**WHAT NEEDS TO BE DONE:** Retype all of the data. Every line must match exactly.

**DATA EXCERPTS:**

[start]

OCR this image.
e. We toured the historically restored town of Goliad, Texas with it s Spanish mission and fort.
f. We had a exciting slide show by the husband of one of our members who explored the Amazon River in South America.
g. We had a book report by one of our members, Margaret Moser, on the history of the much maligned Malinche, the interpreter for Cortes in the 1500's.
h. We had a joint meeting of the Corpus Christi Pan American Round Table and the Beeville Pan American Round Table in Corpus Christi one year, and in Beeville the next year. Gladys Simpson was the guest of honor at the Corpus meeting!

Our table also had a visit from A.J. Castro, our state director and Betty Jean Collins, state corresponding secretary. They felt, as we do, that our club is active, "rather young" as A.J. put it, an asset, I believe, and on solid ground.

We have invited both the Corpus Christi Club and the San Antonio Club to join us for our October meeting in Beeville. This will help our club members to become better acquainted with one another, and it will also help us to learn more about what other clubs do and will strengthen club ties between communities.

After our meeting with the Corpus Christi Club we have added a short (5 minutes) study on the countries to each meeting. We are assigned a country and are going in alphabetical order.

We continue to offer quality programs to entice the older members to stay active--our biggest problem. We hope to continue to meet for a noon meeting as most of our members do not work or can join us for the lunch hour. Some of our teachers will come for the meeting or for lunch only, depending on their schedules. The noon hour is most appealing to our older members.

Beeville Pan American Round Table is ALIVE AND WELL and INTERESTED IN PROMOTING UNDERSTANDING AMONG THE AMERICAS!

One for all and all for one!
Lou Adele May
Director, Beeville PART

[end]

**THE RESPONSE:**
OCR this image.
e. We toured the historically restored town of Goliad, Texas with it s Spanish mission and fort.
f. We had a exciting slide show by the husband of one of our members who explored the Amazon River in South America.
g. We had a book report by one of our members, Margaret Moser, on the history of the much maligned Malinche, the interpreter for Cortes in the 1500's.
h. We had a joint meeting of the Corpus Christi Pan American Round Table and the Beeville Pan American Round Table in Corpus Christi one year, and in Beeville the next year. Gladys Simpson was the guest of honor at the Corpus meeting!

Our table also had a visit from A.J. Castro, our state director and Betty Jean Collins, state corresponding secretary. They felt, as we do, that our club is active, "rather young" as A.J. put it, an asset, I believe, and on solid ground.

We have invited both the Corpus Christi Club and the San Antonio Club to join us for our October meeting in Beeville. This will help our club members to become better acquainted with one another, and it will also help us to learn more about what other clubs do and will strengthen club ties between communities.

After our meeting with the Corpus Christi Club we have added a short (5 minutes) study on the countries to each meeting. We are assigned a country and are going in alphabetical order.

We continue to offer quality programs to entice the older members to stay active--our biggest problem. We hope to continue to meet for a noon meeting as most of our members do not work or can join us for the lunch hour. Some of our teachers will come for the meeting or for lunch only, depending on their schedules. The noon hour is most appealing to our older members.

Beeville Pan American Round Table is ALIVE AND WELL and INTERESTED IN PROMOTING UNDERSTANDING AMONG THE AMERICAS!

One for all and all for one!
Lou Adele May
Director, Beeville PART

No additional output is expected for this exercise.